**Provided entries**
——

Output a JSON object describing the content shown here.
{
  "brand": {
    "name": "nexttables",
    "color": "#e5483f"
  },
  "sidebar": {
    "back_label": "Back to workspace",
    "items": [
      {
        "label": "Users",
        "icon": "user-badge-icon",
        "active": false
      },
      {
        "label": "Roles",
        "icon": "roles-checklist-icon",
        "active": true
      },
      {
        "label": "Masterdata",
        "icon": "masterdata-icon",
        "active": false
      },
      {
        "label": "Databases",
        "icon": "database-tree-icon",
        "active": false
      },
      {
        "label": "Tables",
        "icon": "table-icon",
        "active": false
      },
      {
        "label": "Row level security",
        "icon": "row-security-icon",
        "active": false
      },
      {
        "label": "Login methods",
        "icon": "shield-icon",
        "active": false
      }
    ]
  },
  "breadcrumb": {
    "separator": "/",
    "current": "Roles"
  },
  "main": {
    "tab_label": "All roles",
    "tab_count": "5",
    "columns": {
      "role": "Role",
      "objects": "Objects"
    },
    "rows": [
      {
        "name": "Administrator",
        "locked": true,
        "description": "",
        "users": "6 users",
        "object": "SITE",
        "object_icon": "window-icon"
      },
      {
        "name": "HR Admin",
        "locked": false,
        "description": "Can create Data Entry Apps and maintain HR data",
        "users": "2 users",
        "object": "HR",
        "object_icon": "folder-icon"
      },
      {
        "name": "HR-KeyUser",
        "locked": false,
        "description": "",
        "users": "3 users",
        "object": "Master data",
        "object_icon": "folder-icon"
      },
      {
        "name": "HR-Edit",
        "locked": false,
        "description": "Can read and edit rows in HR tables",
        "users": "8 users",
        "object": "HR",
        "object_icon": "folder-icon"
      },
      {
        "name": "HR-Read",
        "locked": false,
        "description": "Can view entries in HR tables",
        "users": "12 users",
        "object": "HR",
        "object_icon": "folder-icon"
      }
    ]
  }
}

——

**Stated problem**
Repeat each entry word for word.

**The answer**
Output a JSON object describing the content shown here.
{
  "brand": {
    "name": "nexttables",
    "color": "#e5483f"
  },
  "sidebar": {
    "back_label": "Back to workspace",
    "items": [
      {
        "label": "Users",
        "icon": "user-badge-icon",
        "active": false
      },
      {
        "label": "Roles",
        "icon": "roles-checklist-icon",
        "active": true
      },
      {
        "label": "Masterdata",
        "icon": "masterdata-icon",
        "active": false
      },
      {
        "label": "Databases",
        "icon": "database-tree-icon",
        "active": false
      },
      {
        "label": "Tables",
        "icon": "table-icon",
        "active": false
      },
      {
        "label": "Row level security",
        "icon": "row-security-icon",
        "active": false
      },
      {
        "label": "Login methods",
        "icon": "shield-icon",
        "active": false
      }
    ]
  },
  "breadcrumb": {
    "separator": "/",
    "current": "Roles"
  },
  "main": {
    "tab_label": "All roles",
    "tab_count": "5",
    "columns": {
      "role": "Role",
      "objects": "Objects"
    },
    "rows": [
      {
        "name": "Administrator",
        "locked": true,
        "description": "",
        "users": "6 users",
        "object": "SITE",
        "object_icon": "window-icon"
      },
      {
        "name": "HR Admin",
        "locked": false,
        "description": "Can create Data Entry Apps and maintain HR data",
        "users": "2 users",
        "object": "HR",
        "object_icon": "folder-icon"
      },
      {
        "name": "HR-KeyUser",
        "locked": false,
        "description": "",
        "users": "3 users",
        "object": "Master data",
        "object_icon": "folder-icon"
      },
      {
        "name": "HR-Edit",
        "locked": false,
        "description": "Can read and edit rows in HR tables",
        "users": "8 users",
        "object": "HR",
        "object_icon": "folder-icon"
      },
      {
        "name": "HR-Read",
        "locked": false,
        "description": "Can view entries in HR tables",
        "users": "12 users",
        "object": "HR",
        "object_icon": "folder-icon"
      }
    ]
  }
}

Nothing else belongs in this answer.